* Directions for this task:
Can you duplicate every line from the one containing "bar <box>265 226 288 353</box>" down to the one containing "bar <box>455 716 493 799</box>", both included, without changing anything?

Item position entries:

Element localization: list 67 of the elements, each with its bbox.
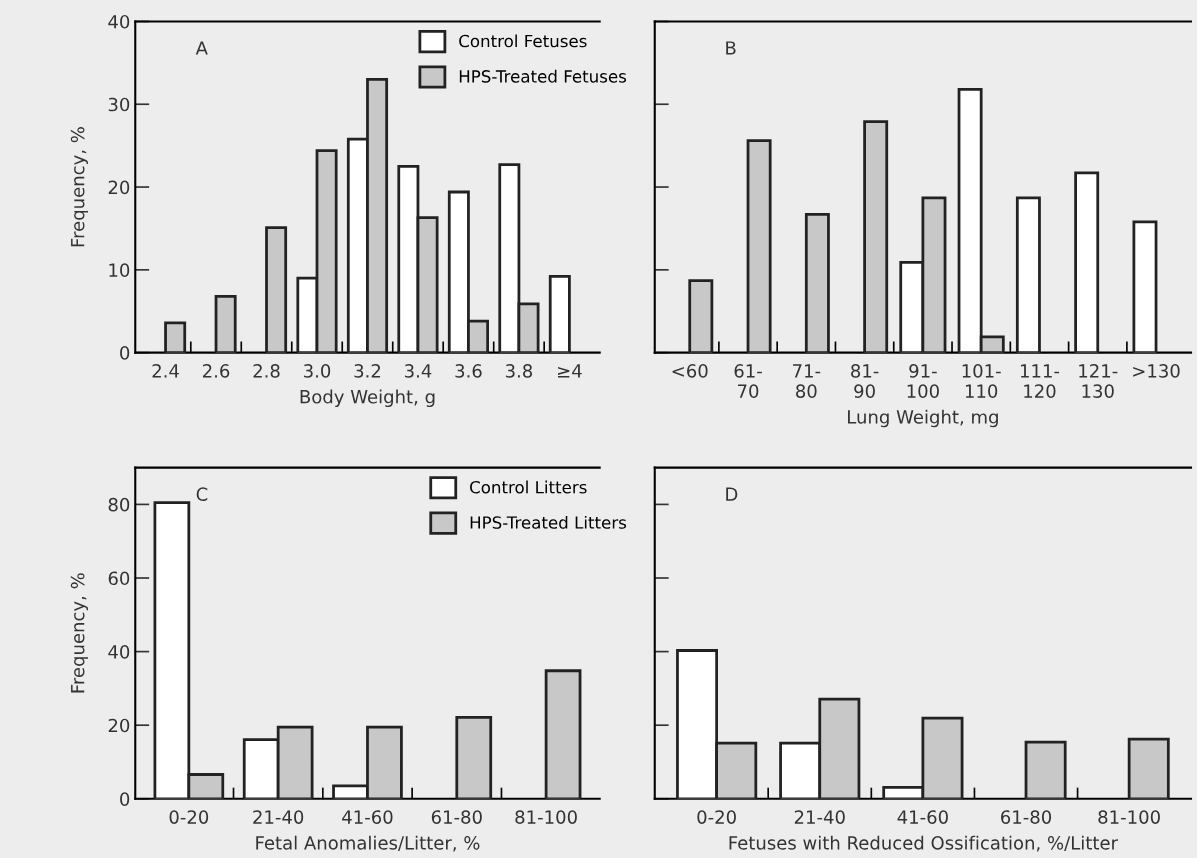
bar <box>265 226 288 353</box>
x-tick-label: 71- 80 <box>793 364 821 398</box>
bar <box>688 279 714 353</box>
bar <box>1074 171 1100 353</box>
y-tick-label: 80 <box>108 497 130 512</box>
annotation: D <box>726 487 738 501</box>
x-tick-label: <60 <box>672 364 708 378</box>
legend-label: Control Fetuses <box>459 34 587 48</box>
legend-label: Control Litters <box>470 480 587 494</box>
x-tick-label: 21-40 <box>794 810 845 824</box>
x-tick-label: 81-100 <box>1098 810 1160 824</box>
bar <box>548 275 571 353</box>
bar <box>544 669 582 799</box>
bar <box>804 212 830 353</box>
y-tick-label: 60 <box>108 571 130 586</box>
annotation: B <box>726 41 736 55</box>
x-tick-label: 0-20 <box>697 810 736 824</box>
x-tick-label: 2.6 <box>203 364 230 378</box>
bar <box>1024 740 1067 799</box>
x-axis-title: Body Weight, g <box>300 389 435 408</box>
x-tick-label: 3.6 <box>455 364 482 378</box>
bar <box>863 120 889 353</box>
x-tick-label: 101- 110 <box>962 364 1001 398</box>
y-axis-title: Frequency, % <box>70 573 88 693</box>
x-tick-label: 21-40 <box>253 810 304 824</box>
y-tick-label: 30 <box>108 97 130 112</box>
bar <box>455 716 493 799</box>
y-tick-label: 0 <box>120 792 130 806</box>
y-tick-label: 40 <box>108 645 130 659</box>
y-tick-label: 0 <box>120 346 130 360</box>
x-tick-label: >130 <box>1133 364 1180 378</box>
bar <box>1132 220 1158 353</box>
y-tick-label: 20 <box>108 180 130 195</box>
x-axis-title: Fetal Anomalies/Litter, % <box>256 835 480 852</box>
x-axis-title: Lung Weight, mg <box>848 409 998 428</box>
x-tick-label: 41-60 <box>342 810 393 824</box>
bar <box>164 321 187 353</box>
x-tick-label: 3.8 <box>505 364 533 378</box>
x-tick-label: 61-80 <box>431 810 482 824</box>
bar <box>746 139 772 353</box>
x-tick-label: ≥4 <box>558 364 582 378</box>
x-tick-label: 81- 90 <box>851 364 879 398</box>
y-tick-label: 20 <box>108 718 130 733</box>
bar <box>1015 196 1041 353</box>
x-tick-label: 61- 70 <box>734 364 762 398</box>
y-axis-title: Frequency, % <box>70 127 88 247</box>
x-tick-label: 121- 130 <box>1079 364 1118 398</box>
legend-label: HPS-Treated Fetuses <box>459 69 627 83</box>
legend-label: HPS-Treated Litters <box>470 515 627 529</box>
x-axis-title: Fetuses with Reduced Ossification, %/Litter <box>729 835 1118 852</box>
x-tick-label: 61-80 <box>1001 810 1052 824</box>
bar <box>1127 737 1170 799</box>
x-tick-label: 3.0 <box>304 364 331 378</box>
x-tick-label: 3.4 <box>404 364 432 378</box>
annotation: C <box>196 487 208 501</box>
y-tick-label: 10 <box>109 263 130 277</box>
x-tick-label: 3.2 <box>354 364 381 378</box>
bar <box>214 294 237 353</box>
x-tick-label: 0-20 <box>169 810 209 824</box>
x-tick-label: 2.8 <box>253 364 280 378</box>
x-tick-label: 41-60 <box>897 810 948 824</box>
x-tick-label: 91- 100 <box>907 364 939 398</box>
x-tick-label: 111- 120 <box>1020 364 1060 398</box>
y-tick-label: 40 <box>108 14 130 29</box>
x-tick-label: 2.4 <box>152 364 179 378</box>
annotation: A <box>195 41 208 55</box>
x-tick-label: 81-100 <box>515 810 577 824</box>
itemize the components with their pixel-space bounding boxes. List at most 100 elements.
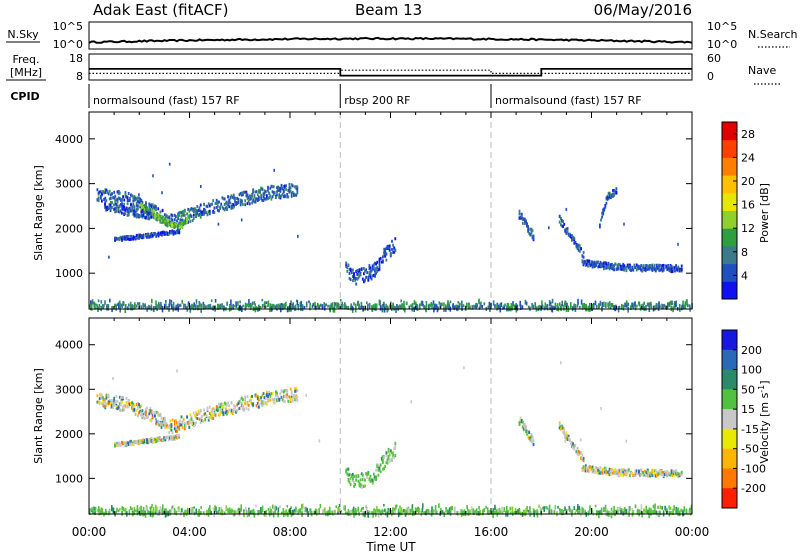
echo-cell — [191, 303, 193, 309]
echo-cell — [588, 259, 591, 263]
echo-cell — [578, 244, 581, 248]
echo-cell — [385, 461, 388, 465]
echo-cell — [111, 399, 113, 402]
echo-cell — [236, 201, 239, 205]
echo-cell — [352, 507, 355, 512]
echo-cell — [246, 395, 249, 399]
echo-cell — [626, 468, 629, 472]
echo-cell — [584, 469, 587, 473]
echo-cell — [631, 303, 633, 308]
x-tick-label: 08:00 — [273, 525, 308, 539]
echo-cell — [149, 207, 152, 211]
echo-cell — [371, 511, 373, 514]
echo-cell — [179, 218, 182, 222]
echo-cell — [263, 193, 266, 197]
echo-cell — [636, 510, 639, 515]
echo-cell — [525, 301, 528, 305]
echo-cell — [165, 222, 168, 226]
echo-cell — [531, 436, 534, 440]
echo-cell — [617, 267, 620, 271]
echo-cell — [563, 222, 566, 226]
echo-cell — [177, 215, 179, 219]
echo-cell — [530, 228, 533, 232]
echo-cell — [532, 439, 535, 443]
echo-cell — [280, 186, 283, 190]
echo-cell — [276, 304, 278, 311]
echo-cell — [350, 306, 352, 310]
echo-cell — [142, 208, 145, 212]
echo-cell — [670, 300, 672, 305]
echo-cell — [132, 408, 135, 412]
echo-cell — [272, 400, 275, 404]
echo-cell — [130, 306, 132, 311]
echo-cell — [296, 185, 299, 189]
echo-cell — [207, 210, 210, 214]
echo-cell — [659, 268, 662, 272]
x-tick-label: 00:00 — [675, 525, 710, 539]
echo-cell — [659, 510, 661, 515]
echo-cell — [583, 259, 586, 263]
echo-cell — [135, 409, 138, 412]
echo-cell — [251, 394, 253, 398]
echo-cell — [114, 303, 116, 308]
echo-cell — [513, 304, 516, 310]
echo-cell — [123, 235, 126, 239]
echo-cell — [420, 301, 423, 307]
echo-cell — [607, 302, 609, 308]
echo-cell — [108, 399, 111, 402]
echo-cell — [134, 214, 137, 217]
echo-cell — [391, 305, 394, 309]
echo-cell — [685, 508, 688, 514]
colorbar-tick-label: 12 — [741, 222, 755, 235]
echo-cell — [230, 206, 233, 210]
echo-cell — [122, 442, 124, 446]
echo-cell — [616, 267, 619, 271]
freq-trace — [89, 68, 692, 77]
echo-cell — [640, 504, 643, 510]
echo-cell — [107, 402, 110, 406]
echo-cell — [182, 221, 185, 225]
echo-cell — [589, 508, 592, 514]
echo-cell — [164, 511, 167, 518]
echo-cell — [121, 400, 123, 404]
echo-cell — [277, 395, 280, 399]
echo-cell — [638, 469, 640, 473]
echo-cell — [177, 230, 179, 234]
echo-cell — [347, 263, 350, 267]
echo-cell — [615, 191, 618, 195]
echo-cell — [171, 218, 174, 222]
echo-cell — [140, 305, 142, 310]
echo-cell — [600, 262, 603, 266]
echo-cell — [205, 305, 207, 309]
echo-cell — [181, 213, 184, 217]
echo-cell — [220, 402, 223, 406]
echo-cell — [180, 224, 183, 228]
echo-cell — [195, 508, 197, 515]
echo-cell — [123, 408, 126, 412]
echo-cell — [443, 302, 445, 307]
echo-cell — [176, 224, 179, 228]
echo-cell — [255, 197, 258, 201]
echo-cell — [653, 471, 656, 475]
echo-cell — [192, 508, 195, 515]
echo-cell — [634, 301, 636, 307]
echo-cell — [247, 196, 250, 200]
echo-cell — [623, 264, 626, 268]
echo-cell — [145, 439, 147, 443]
echo-cell — [249, 510, 252, 515]
echo-cell — [199, 203, 202, 207]
echo-cell — [147, 415, 149, 419]
x-tick-label: 16:00 — [474, 525, 509, 539]
echo-cell — [665, 264, 667, 268]
echo-cell — [117, 441, 120, 445]
nsky-label: N.Sky — [7, 28, 39, 41]
echo-cell — [609, 473, 612, 476]
echo-cell — [262, 400, 265, 404]
echo-cell — [560, 427, 562, 431]
echo-cell — [602, 211, 605, 215]
echo-cell — [554, 302, 557, 306]
echo-cell — [655, 510, 658, 515]
echo-cell — [392, 454, 394, 458]
echo-cell — [668, 510, 671, 517]
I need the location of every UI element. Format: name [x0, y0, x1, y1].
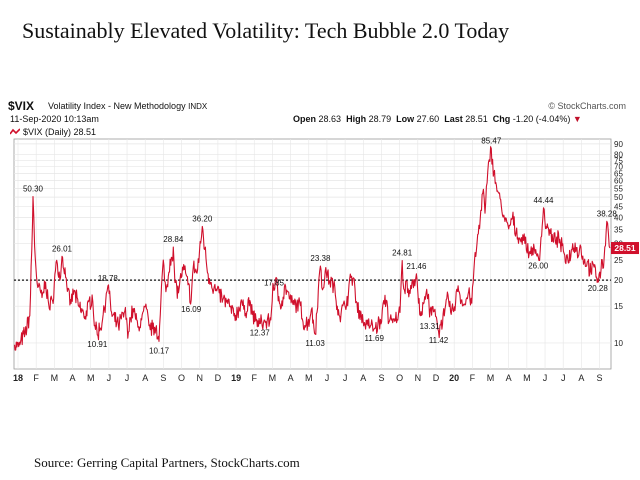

* Result of the exercise:
bar <box>265 226 288 353</box>
x-tick-label: 71- 80 <box>793 364 821 398</box>
bar <box>688 279 714 353</box>
bar <box>1074 171 1100 353</box>
y-tick-label: 80 <box>108 497 130 512</box>
annotation: D <box>726 487 738 501</box>
x-tick-label: <60 <box>672 364 708 378</box>
legend-label: Control Fetuses <box>459 34 587 48</box>
legend-label: Control Litters <box>470 480 587 494</box>
x-tick-label: 21-40 <box>794 810 845 824</box>
x-tick-label: 81-100 <box>1098 810 1160 824</box>
bar <box>548 275 571 353</box>
bar <box>544 669 582 799</box>
bar <box>804 212 830 353</box>
y-tick-label: 60 <box>108 571 130 586</box>
annotation: B <box>726 41 736 55</box>
x-tick-label: 0-20 <box>697 810 736 824</box>
x-tick-label: 2.6 <box>203 364 230 378</box>
bar <box>1024 740 1067 799</box>
x-axis-title: Body Weight, g <box>300 389 435 408</box>
x-tick-label: 3.6 <box>455 364 482 378</box>
bar <box>863 120 889 353</box>
x-tick-label: 101- 110 <box>962 364 1001 398</box>
y-axis-title: Frequency, % <box>70 573 88 693</box>
x-tick-label: 21-40 <box>253 810 304 824</box>
y-tick-label: 30 <box>108 97 130 112</box>
bar <box>455 716 493 799</box>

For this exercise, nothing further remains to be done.